Skip the pictures and give back the rest of the listing exactly.

Data supplied Start Marker

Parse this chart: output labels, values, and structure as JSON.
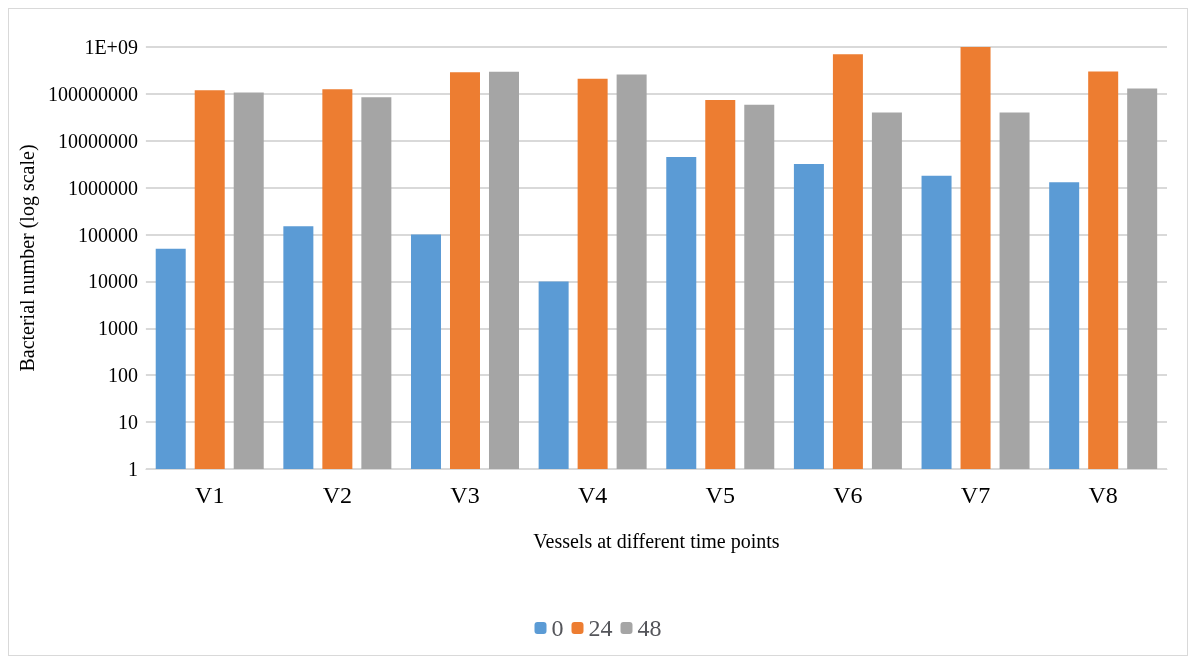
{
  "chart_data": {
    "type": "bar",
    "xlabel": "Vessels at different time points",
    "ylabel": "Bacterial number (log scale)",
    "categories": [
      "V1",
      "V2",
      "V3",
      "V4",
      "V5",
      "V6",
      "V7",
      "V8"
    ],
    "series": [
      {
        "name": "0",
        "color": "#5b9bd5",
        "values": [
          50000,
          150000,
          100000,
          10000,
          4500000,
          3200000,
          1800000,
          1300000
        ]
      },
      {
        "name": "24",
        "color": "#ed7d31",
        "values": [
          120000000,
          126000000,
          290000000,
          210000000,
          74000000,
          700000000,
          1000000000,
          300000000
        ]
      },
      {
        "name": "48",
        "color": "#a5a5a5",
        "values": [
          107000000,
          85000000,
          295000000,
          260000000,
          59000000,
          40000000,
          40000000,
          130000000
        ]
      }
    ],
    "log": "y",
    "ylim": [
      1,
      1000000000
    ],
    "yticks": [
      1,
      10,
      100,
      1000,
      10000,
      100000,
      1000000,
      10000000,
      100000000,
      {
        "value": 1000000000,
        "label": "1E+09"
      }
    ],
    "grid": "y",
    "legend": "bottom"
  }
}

Data supplied End Marker

■ **Exercise response**
Parse this chart: output labels, values, and structure as JSON.
{
  "chart_data": {
    "type": "bar",
    "xlabel": "Vessels at different time points",
    "ylabel": "Bacterial number (log scale)",
    "categories": [
      "V1",
      "V2",
      "V3",
      "V4",
      "V5",
      "V6",
      "V7",
      "V8"
    ],
    "series": [
      {
        "name": "0",
        "color": "#5b9bd5",
        "values": [
          50000,
          150000,
          100000,
          10000,
          4500000,
          3200000,
          1800000,
          1300000
        ]
      },
      {
        "name": "24",
        "color": "#ed7d31",
        "values": [
          120000000,
          126000000,
          290000000,
          210000000,
          74000000,
          700000000,
          1000000000,
          300000000
        ]
      },
      {
        "name": "48",
        "color": "#a5a5a5",
        "values": [
          107000000,
          85000000,
          295000000,
          260000000,
          59000000,
          40000000,
          40000000,
          130000000
        ]
      }
    ],
    "log": "y",
    "ylim": [
      1,
      1000000000
    ],
    "yticks": [
      1,
      10,
      100,
      1000,
      10000,
      100000,
      1000000,
      10000000,
      100000000,
      {
        "value": 1000000000,
        "label": "1E+09"
      }
    ],
    "grid": "y",
    "legend": "bottom"
  }
}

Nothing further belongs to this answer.